_STATED TASK_. Tally the lines that hold the string "color", and reply with the count alone.
____________
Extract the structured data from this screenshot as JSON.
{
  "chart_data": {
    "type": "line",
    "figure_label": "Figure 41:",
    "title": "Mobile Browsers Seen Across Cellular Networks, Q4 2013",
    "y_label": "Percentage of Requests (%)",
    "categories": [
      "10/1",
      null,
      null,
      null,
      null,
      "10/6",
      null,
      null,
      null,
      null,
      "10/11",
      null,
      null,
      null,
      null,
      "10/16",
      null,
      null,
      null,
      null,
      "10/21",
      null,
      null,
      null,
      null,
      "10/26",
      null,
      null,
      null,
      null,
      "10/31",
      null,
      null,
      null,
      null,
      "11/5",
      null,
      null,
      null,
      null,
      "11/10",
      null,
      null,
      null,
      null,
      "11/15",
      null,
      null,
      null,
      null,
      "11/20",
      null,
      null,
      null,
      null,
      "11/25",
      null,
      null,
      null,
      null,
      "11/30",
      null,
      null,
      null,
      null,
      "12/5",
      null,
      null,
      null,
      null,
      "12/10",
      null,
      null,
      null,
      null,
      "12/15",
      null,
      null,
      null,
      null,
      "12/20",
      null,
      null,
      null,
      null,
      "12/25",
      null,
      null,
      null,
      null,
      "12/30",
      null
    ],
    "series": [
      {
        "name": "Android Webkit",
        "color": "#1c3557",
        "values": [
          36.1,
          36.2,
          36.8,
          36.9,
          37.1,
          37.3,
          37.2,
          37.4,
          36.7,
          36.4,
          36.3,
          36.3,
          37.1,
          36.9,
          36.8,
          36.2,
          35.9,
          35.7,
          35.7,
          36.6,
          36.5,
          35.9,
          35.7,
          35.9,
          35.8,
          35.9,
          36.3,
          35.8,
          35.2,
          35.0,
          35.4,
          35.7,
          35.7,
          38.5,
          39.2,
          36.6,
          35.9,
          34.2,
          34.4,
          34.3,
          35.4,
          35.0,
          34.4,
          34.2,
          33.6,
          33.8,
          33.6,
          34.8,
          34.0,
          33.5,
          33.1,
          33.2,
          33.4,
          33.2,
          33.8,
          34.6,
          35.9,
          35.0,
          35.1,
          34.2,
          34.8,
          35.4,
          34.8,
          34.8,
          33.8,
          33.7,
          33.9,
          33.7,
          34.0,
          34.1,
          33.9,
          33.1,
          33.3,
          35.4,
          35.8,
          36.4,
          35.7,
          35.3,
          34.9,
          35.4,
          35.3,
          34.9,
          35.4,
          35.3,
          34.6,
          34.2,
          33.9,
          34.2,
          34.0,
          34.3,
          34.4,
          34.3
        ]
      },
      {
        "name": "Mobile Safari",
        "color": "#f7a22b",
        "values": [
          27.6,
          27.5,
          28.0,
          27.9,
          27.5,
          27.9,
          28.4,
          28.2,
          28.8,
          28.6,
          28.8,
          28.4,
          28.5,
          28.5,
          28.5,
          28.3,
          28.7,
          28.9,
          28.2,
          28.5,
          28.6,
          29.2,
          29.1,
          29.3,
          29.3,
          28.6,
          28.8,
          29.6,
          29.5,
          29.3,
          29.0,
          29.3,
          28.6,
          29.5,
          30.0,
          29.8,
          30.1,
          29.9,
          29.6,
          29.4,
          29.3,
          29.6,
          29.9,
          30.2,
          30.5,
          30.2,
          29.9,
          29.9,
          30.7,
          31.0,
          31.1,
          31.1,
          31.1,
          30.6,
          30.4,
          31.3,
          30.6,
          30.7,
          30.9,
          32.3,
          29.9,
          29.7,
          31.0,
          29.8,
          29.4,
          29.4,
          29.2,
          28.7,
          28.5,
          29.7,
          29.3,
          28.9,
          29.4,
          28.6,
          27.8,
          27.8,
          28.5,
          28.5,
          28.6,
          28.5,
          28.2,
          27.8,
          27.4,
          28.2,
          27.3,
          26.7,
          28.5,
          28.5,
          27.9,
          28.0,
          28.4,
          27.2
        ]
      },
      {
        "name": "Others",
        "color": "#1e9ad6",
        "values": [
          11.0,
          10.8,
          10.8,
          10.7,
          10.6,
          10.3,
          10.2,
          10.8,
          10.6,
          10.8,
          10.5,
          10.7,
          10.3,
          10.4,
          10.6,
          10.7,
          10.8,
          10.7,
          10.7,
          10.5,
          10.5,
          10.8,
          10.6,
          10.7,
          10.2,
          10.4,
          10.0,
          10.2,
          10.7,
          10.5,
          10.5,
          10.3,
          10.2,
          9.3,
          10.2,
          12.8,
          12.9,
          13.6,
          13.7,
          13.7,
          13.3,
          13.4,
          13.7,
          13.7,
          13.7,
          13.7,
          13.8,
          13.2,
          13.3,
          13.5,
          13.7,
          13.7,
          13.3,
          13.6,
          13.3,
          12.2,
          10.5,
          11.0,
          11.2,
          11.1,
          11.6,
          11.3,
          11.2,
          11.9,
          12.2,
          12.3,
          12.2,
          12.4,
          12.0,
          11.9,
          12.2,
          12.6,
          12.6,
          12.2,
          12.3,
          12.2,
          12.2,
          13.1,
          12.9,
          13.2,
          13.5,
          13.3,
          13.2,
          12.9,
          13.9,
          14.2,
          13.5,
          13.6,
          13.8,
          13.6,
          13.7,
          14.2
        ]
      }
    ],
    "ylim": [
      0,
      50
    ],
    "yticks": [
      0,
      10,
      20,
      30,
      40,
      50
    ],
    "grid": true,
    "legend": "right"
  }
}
____________
_RESULT_. 3